Directions.
Determine how many lines below hold the string "ylabel". Reply with the number alone.

Records for this exercise.
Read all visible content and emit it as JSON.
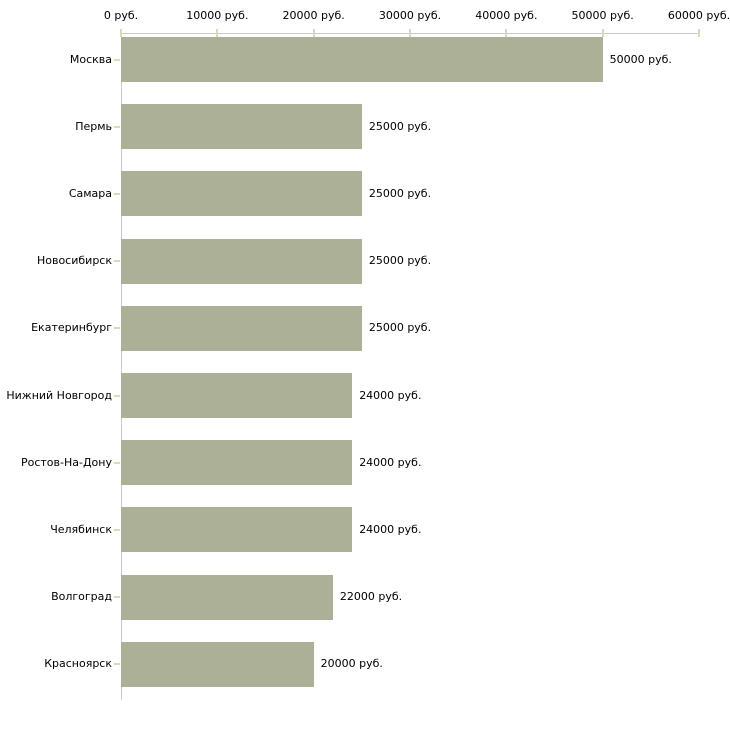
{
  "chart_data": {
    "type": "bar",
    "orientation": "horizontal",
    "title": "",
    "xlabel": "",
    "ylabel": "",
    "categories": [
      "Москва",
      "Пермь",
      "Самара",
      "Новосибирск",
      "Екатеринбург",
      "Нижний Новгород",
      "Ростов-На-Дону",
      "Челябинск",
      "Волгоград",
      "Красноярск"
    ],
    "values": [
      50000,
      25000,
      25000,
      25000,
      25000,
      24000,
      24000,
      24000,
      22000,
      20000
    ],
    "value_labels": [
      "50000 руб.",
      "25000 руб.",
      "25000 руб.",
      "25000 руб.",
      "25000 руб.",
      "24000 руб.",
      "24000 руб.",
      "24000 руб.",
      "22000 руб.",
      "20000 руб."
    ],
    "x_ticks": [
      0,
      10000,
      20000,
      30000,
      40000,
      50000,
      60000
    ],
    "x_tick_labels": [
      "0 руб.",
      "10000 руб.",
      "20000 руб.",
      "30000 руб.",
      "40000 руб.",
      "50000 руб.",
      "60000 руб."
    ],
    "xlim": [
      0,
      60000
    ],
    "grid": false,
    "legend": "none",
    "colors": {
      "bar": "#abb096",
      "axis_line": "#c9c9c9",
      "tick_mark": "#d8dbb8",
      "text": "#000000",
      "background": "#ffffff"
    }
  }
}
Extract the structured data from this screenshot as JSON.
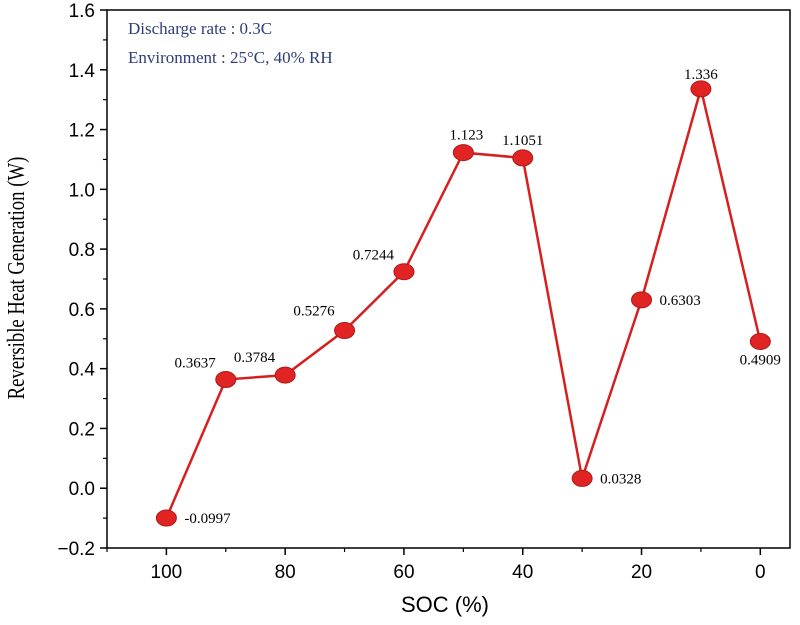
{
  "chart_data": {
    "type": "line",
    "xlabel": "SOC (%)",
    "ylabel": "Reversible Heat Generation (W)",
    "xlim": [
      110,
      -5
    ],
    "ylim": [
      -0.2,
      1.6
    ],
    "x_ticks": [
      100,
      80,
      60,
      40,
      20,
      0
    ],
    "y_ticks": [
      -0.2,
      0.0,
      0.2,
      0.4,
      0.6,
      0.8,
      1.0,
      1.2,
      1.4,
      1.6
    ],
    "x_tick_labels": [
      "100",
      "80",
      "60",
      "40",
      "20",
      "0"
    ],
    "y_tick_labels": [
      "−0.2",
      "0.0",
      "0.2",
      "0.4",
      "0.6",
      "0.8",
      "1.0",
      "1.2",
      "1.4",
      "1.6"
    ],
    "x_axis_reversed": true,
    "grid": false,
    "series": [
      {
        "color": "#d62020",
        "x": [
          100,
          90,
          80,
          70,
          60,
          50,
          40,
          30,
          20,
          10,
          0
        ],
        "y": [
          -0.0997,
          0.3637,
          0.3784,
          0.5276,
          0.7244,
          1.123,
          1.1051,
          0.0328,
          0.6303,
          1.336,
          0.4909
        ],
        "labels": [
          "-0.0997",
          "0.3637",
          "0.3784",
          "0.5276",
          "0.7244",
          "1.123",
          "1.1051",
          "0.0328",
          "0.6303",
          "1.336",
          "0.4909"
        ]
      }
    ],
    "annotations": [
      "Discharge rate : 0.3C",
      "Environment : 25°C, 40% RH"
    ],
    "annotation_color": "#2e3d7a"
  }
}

Written answer.
2